● **GOAL OF THE EXERCISE**
Within the records below, find each line that holds the string "this", then copy it.

(Extracted data entries)
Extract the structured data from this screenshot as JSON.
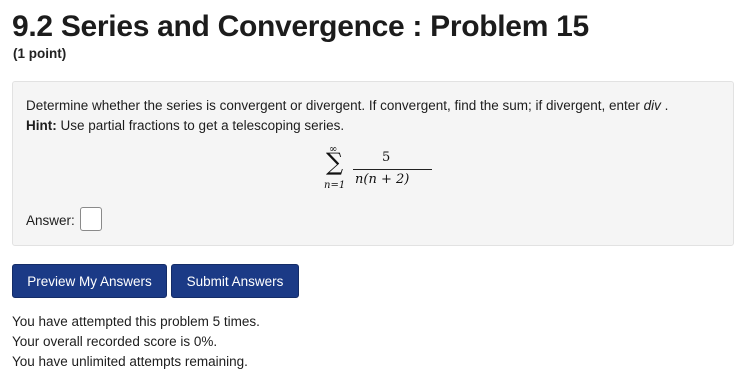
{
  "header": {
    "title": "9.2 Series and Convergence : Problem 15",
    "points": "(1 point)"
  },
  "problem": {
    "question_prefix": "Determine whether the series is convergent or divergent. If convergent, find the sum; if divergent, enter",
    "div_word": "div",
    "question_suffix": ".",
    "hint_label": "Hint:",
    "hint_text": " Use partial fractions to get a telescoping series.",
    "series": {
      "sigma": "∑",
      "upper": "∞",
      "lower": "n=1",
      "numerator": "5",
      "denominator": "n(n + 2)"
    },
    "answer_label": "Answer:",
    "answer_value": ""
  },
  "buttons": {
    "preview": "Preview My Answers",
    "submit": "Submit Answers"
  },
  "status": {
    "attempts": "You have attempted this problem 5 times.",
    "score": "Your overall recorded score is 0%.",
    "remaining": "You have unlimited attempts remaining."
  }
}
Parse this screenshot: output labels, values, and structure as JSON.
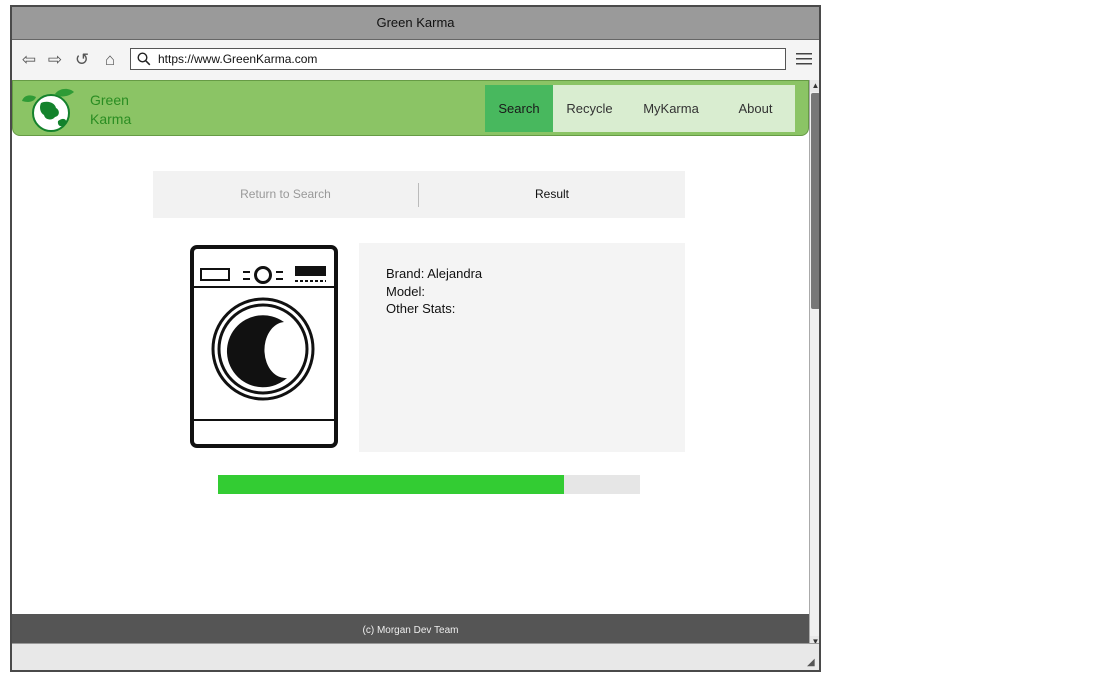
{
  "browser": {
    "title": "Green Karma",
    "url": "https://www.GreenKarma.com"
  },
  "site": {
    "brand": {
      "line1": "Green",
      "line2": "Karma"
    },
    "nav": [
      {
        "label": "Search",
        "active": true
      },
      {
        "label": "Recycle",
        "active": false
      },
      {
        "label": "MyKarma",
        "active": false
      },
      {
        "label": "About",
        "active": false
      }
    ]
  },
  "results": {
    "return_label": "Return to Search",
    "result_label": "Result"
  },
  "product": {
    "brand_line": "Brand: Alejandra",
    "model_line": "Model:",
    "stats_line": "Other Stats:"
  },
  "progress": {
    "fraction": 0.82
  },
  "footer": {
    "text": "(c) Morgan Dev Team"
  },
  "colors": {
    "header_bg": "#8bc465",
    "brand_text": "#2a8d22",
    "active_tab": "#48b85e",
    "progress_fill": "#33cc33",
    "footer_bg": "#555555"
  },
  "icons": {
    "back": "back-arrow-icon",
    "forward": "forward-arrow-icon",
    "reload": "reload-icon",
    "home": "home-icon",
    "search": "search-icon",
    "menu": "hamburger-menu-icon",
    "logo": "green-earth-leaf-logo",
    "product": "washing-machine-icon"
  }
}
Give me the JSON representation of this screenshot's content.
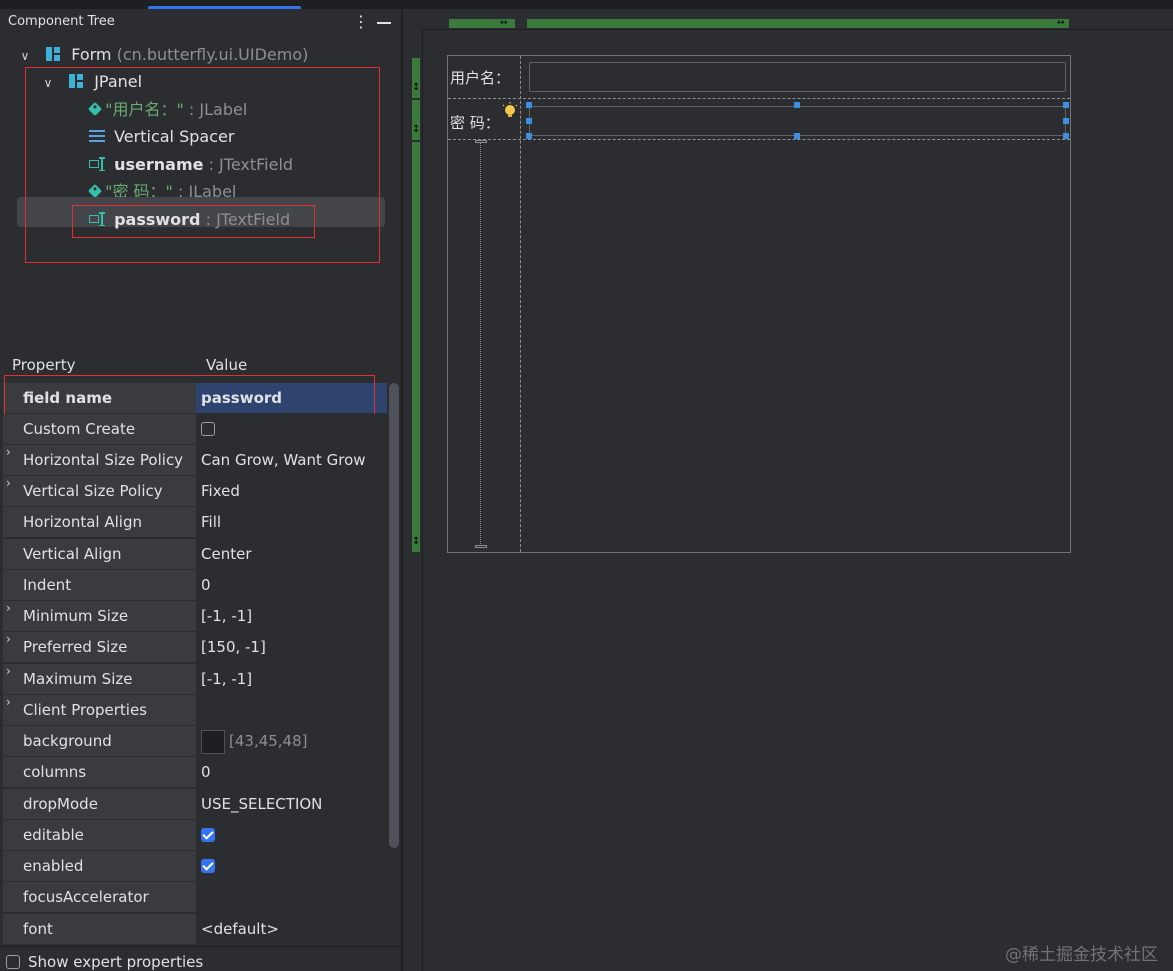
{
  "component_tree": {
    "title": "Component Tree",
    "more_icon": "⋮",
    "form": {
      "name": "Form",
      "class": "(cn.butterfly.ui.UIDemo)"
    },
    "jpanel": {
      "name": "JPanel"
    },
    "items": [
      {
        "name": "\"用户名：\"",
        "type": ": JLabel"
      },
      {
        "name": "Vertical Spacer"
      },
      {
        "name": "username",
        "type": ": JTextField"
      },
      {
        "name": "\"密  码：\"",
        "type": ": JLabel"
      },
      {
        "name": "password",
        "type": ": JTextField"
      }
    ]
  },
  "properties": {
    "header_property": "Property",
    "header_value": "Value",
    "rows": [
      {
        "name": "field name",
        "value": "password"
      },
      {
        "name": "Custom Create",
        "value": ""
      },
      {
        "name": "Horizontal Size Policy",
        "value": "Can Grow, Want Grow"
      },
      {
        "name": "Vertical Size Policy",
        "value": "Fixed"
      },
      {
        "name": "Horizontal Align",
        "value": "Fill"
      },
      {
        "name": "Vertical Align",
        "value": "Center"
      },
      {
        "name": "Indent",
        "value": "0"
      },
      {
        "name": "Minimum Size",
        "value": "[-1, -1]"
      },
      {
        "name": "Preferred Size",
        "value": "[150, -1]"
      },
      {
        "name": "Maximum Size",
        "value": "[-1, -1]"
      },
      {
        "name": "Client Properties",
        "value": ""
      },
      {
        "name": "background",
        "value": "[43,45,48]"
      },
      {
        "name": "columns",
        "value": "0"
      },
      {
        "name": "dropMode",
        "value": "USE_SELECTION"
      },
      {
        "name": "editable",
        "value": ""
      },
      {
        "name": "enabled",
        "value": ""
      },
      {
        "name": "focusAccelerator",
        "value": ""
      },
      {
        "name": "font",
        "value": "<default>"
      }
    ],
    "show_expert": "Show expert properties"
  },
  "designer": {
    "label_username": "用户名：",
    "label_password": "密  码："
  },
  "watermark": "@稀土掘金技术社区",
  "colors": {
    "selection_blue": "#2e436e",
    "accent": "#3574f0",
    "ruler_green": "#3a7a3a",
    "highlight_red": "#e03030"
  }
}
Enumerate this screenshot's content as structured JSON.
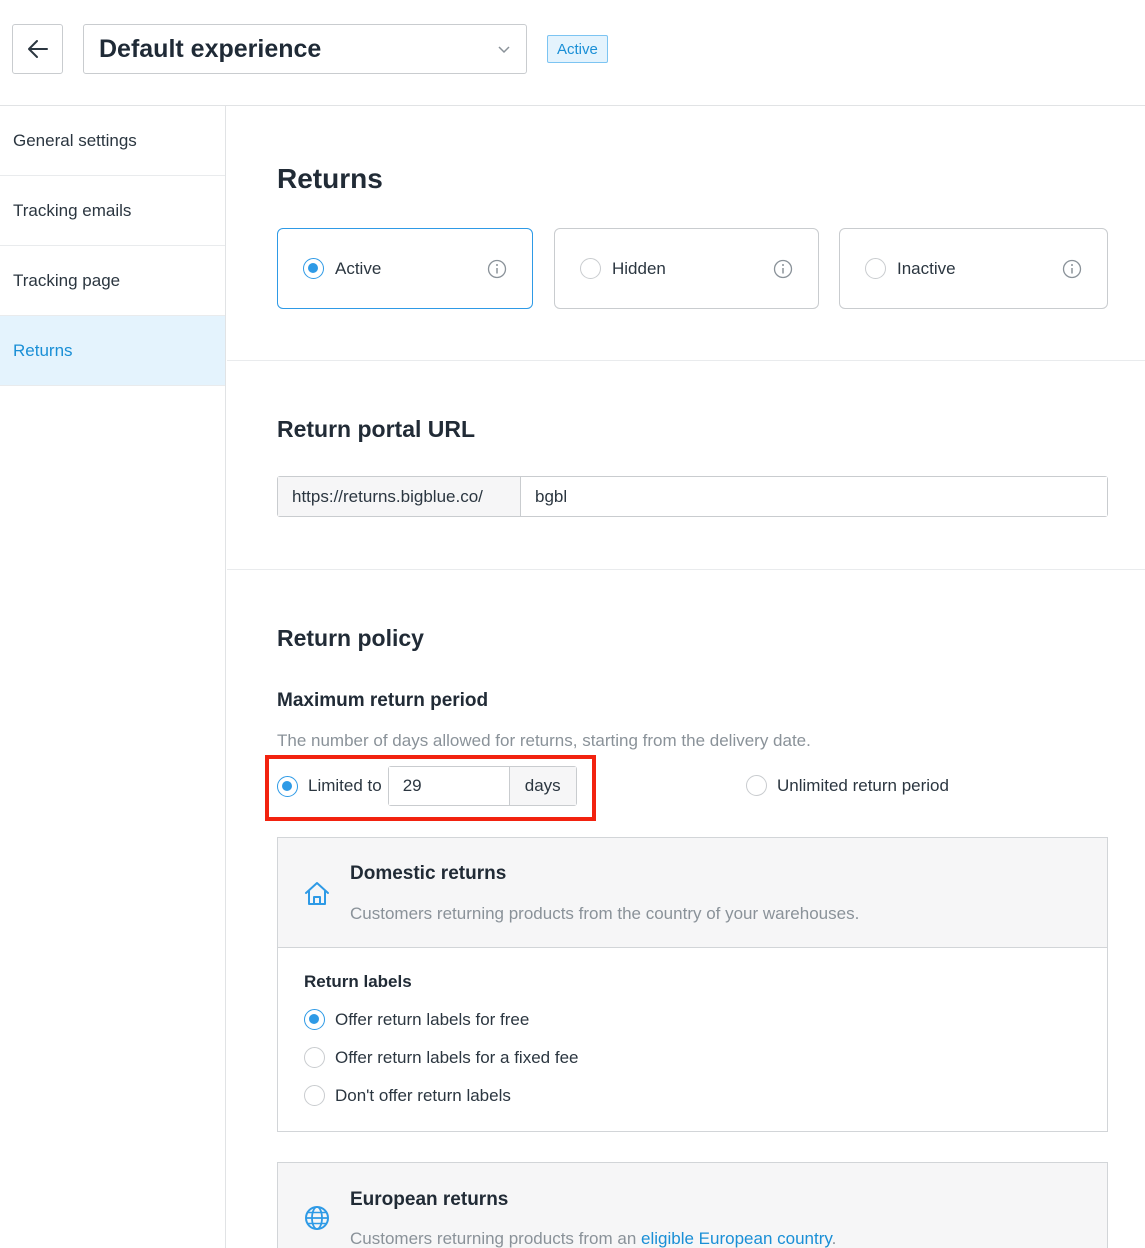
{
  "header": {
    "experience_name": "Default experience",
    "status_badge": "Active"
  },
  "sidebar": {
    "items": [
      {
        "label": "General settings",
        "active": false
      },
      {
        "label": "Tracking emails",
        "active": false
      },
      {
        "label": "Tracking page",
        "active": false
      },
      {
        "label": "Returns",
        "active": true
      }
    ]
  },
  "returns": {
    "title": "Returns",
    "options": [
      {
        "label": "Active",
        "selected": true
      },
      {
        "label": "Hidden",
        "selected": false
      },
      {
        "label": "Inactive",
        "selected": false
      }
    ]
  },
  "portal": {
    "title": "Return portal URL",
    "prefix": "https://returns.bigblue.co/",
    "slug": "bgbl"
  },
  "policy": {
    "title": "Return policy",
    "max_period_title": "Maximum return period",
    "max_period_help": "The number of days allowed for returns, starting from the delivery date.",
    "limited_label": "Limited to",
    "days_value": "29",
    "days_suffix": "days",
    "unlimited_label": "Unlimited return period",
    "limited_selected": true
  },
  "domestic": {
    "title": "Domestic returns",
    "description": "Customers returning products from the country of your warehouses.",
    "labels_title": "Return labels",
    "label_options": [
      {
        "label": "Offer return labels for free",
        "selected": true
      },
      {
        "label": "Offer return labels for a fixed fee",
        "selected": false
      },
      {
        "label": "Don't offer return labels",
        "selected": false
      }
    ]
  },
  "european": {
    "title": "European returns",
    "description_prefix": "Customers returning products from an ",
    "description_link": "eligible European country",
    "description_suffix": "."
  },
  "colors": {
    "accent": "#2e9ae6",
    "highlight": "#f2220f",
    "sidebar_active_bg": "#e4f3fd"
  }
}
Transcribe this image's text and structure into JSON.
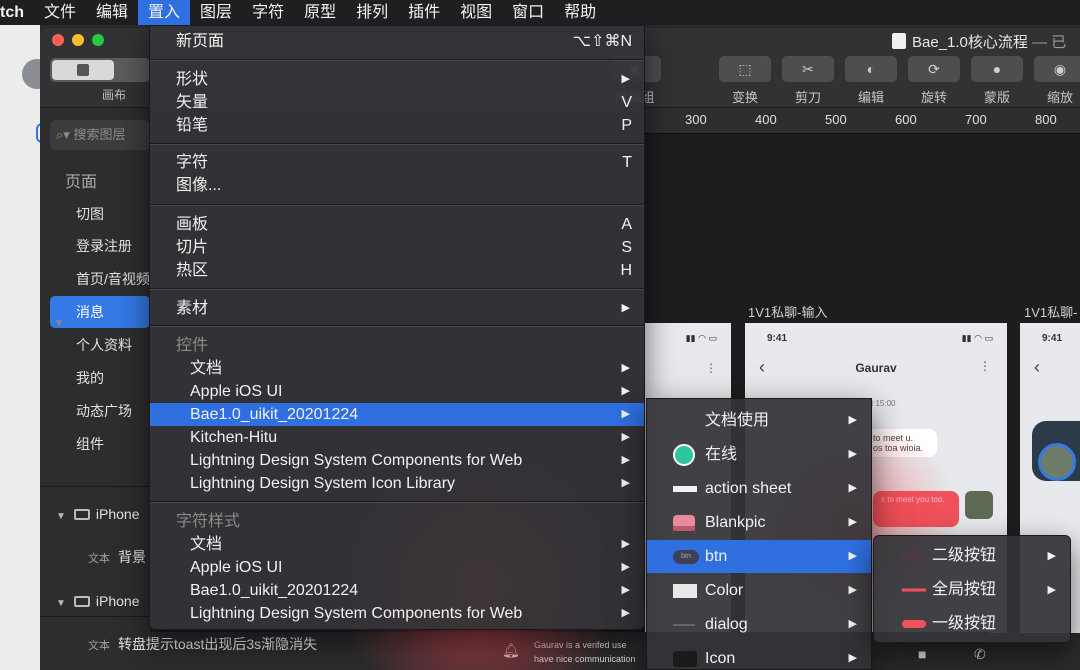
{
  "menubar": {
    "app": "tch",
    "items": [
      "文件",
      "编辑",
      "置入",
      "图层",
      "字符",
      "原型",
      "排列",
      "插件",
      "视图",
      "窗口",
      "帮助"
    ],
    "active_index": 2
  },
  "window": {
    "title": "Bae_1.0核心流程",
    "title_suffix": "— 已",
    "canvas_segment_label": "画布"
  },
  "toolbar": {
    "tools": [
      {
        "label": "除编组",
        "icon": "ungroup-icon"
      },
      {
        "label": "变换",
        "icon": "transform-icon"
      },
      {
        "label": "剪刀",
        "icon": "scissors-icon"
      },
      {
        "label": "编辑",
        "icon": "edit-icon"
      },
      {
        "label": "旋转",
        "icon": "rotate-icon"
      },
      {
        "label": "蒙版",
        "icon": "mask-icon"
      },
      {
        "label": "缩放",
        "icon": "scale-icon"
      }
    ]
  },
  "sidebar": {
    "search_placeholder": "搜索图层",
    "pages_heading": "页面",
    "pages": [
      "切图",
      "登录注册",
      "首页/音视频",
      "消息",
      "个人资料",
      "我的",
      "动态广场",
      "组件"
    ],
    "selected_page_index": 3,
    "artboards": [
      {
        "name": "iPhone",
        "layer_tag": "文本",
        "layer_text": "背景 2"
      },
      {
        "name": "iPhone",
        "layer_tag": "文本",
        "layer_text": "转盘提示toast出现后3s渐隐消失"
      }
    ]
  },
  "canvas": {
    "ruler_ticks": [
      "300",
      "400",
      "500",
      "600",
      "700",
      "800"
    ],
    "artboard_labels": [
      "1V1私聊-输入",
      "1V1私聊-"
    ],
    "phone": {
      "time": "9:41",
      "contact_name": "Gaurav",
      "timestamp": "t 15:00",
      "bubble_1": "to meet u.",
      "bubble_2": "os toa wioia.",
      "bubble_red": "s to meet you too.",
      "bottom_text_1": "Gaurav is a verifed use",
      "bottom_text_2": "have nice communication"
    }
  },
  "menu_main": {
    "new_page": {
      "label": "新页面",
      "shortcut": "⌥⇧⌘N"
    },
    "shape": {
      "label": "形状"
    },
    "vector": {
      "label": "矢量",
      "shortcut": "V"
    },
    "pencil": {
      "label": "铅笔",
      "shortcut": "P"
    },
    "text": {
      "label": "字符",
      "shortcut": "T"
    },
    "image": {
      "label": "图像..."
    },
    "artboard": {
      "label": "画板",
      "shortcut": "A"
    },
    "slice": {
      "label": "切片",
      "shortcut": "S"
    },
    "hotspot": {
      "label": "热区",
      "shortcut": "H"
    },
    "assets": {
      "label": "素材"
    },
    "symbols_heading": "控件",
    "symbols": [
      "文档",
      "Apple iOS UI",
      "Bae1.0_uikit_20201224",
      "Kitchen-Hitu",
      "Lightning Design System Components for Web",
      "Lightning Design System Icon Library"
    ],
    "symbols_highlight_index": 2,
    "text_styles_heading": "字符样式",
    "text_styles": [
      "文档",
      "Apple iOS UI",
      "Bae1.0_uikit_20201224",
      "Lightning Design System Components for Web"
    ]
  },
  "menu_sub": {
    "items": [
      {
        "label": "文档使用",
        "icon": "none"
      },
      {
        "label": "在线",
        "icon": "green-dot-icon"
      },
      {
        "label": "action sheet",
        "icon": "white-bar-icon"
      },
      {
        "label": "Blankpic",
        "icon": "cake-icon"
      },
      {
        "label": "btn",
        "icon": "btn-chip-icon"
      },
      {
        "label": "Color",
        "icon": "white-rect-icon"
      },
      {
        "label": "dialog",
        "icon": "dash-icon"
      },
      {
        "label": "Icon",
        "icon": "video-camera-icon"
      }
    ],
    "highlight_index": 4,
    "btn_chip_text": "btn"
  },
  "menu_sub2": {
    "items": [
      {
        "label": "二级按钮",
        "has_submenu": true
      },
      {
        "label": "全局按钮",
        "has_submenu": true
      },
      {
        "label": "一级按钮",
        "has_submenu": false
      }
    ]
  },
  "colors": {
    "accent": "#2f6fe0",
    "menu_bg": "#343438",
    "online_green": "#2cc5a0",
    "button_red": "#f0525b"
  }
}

● **COMPLETED EXERCISE**
Extract the structured data from this screenshot as JSON.
    "attempts": "You have attempted this problem 5 times.",
Parse this screenshot: output labels, values, and structure as JSON.
Give me the JSON representation of this screenshot's content.
Enumerate this screenshot's content as structured JSON.
Transcribe this image's text and structure into JSON.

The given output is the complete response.